Work instructions: Set down each record exactly as written.

Record set:
——————

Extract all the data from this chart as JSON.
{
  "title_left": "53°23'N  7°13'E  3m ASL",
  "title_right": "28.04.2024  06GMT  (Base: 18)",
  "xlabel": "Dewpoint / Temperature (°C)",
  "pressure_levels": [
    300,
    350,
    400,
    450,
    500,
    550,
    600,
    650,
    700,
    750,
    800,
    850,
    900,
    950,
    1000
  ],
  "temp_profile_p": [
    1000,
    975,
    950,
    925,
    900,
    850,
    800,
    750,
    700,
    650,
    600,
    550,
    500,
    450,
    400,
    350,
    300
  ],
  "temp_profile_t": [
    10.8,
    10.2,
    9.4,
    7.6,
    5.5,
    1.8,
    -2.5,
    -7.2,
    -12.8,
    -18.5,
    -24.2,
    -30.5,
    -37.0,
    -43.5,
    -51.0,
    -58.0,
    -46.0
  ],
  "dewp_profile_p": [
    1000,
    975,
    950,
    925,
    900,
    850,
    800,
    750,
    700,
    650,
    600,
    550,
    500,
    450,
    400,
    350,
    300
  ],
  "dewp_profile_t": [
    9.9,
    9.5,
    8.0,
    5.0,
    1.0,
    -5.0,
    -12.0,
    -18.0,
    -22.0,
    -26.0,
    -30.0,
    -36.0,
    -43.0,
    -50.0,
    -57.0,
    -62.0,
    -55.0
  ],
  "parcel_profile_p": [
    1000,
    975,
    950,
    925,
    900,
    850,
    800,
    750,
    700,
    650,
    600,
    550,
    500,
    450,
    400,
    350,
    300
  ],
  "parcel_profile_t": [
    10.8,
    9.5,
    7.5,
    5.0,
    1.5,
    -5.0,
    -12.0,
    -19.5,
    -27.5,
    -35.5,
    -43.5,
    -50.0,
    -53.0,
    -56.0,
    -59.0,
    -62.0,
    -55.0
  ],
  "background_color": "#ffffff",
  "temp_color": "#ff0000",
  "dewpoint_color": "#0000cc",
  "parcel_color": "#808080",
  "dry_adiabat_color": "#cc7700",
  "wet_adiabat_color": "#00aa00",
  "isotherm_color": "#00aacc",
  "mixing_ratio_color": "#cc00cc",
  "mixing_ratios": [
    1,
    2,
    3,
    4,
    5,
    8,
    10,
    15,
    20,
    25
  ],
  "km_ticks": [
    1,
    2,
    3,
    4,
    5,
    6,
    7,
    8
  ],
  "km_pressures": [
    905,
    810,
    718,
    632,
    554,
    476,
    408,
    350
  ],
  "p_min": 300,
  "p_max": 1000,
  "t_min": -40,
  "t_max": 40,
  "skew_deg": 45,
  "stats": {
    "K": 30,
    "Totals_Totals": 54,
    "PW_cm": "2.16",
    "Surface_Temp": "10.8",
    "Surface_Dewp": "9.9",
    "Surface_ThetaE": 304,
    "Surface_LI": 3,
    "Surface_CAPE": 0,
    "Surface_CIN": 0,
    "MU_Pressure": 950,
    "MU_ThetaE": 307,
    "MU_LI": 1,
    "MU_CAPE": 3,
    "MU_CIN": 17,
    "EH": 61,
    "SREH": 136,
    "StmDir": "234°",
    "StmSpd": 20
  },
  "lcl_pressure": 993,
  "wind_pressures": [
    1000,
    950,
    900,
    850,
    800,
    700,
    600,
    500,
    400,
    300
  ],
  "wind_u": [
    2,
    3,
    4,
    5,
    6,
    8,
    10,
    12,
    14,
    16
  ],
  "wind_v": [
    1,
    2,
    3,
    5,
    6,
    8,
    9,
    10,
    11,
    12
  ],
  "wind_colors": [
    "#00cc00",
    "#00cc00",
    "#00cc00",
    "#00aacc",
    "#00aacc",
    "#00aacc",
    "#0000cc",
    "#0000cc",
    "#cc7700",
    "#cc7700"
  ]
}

——————

Exercise output:
Extract all the data from this chart as JSON.
{
  "title_left": "53°23'N  7°13'E  3m ASL",
  "title_right": "28.04.2024  06GMT  (Base: 18)",
  "xlabel": "Dewpoint / Temperature (°C)",
  "pressure_levels": [
    300,
    350,
    400,
    450,
    500,
    550,
    600,
    650,
    700,
    750,
    800,
    850,
    900,
    950,
    1000
  ],
  "temp_profile_p": [
    1000,
    975,
    950,
    925,
    900,
    850,
    800,
    750,
    700,
    650,
    600,
    550,
    500,
    450,
    400,
    350,
    300
  ],
  "temp_profile_t": [
    10.8,
    10.2,
    9.4,
    7.6,
    5.5,
    1.8,
    -2.5,
    -7.2,
    -12.8,
    -18.5,
    -24.2,
    -30.5,
    -37.0,
    -43.5,
    -51.0,
    -58.0,
    -46.0
  ],
  "dewp_profile_p": [
    1000,
    975,
    950,
    925,
    900,
    850,
    800,
    750,
    700,
    650,
    600,
    550,
    500,
    450,
    400,
    350,
    300
  ],
  "dewp_profile_t": [
    9.9,
    9.5,
    8.0,
    5.0,
    1.0,
    -5.0,
    -12.0,
    -18.0,
    -22.0,
    -26.0,
    -30.0,
    -36.0,
    -43.0,
    -50.0,
    -57.0,
    -62.0,
    -55.0
  ],
  "parcel_profile_p": [
    1000,
    975,
    950,
    925,
    900,
    850,
    800,
    750,
    700,
    650,
    600,
    550,
    500,
    450,
    400,
    350,
    300
  ],
  "parcel_profile_t": [
    10.8,
    9.5,
    7.5,
    5.0,
    1.5,
    -5.0,
    -12.0,
    -19.5,
    -27.5,
    -35.5,
    -43.5,
    -50.0,
    -53.0,
    -56.0,
    -59.0,
    -62.0,
    -55.0
  ],
  "background_color": "#ffffff",
  "temp_color": "#ff0000",
  "dewpoint_color": "#0000cc",
  "parcel_color": "#808080",
  "dry_adiabat_color": "#cc7700",
  "wet_adiabat_color": "#00aa00",
  "isotherm_color": "#00aacc",
  "mixing_ratio_color": "#cc00cc",
  "mixing_ratios": [
    1,
    2,
    3,
    4,
    5,
    8,
    10,
    15,
    20,
    25
  ],
  "km_ticks": [
    1,
    2,
    3,
    4,
    5,
    6,
    7,
    8
  ],
  "km_pressures": [
    905,
    810,
    718,
    632,
    554,
    476,
    408,
    350
  ],
  "p_min": 300,
  "p_max": 1000,
  "t_min": -40,
  "t_max": 40,
  "skew_deg": 45,
  "stats": {
    "K": 30,
    "Totals_Totals": 54,
    "PW_cm": "2.16",
    "Surface_Temp": "10.8",
    "Surface_Dewp": "9.9",
    "Surface_ThetaE": 304,
    "Surface_LI": 3,
    "Surface_CAPE": 0,
    "Surface_CIN": 0,
    "MU_Pressure": 950,
    "MU_ThetaE": 307,
    "MU_LI": 1,
    "MU_CAPE": 3,
    "MU_CIN": 17,
    "EH": 61,
    "SREH": 136,
    "StmDir": "234°",
    "StmSpd": 20
  },
  "lcl_pressure": 993,
  "wind_pressures": [
    1000,
    950,
    900,
    850,
    800,
    700,
    600,
    500,
    400,
    300
  ],
  "wind_u": [
    2,
    3,
    4,
    5,
    6,
    8,
    10,
    12,
    14,
    16
  ],
  "wind_v": [
    1,
    2,
    3,
    5,
    6,
    8,
    9,
    10,
    11,
    12
  ],
  "wind_colors": [
    "#00cc00",
    "#00cc00",
    "#00cc00",
    "#00aacc",
    "#00aacc",
    "#00aacc",
    "#0000cc",
    "#0000cc",
    "#cc7700",
    "#cc7700"
  ]
}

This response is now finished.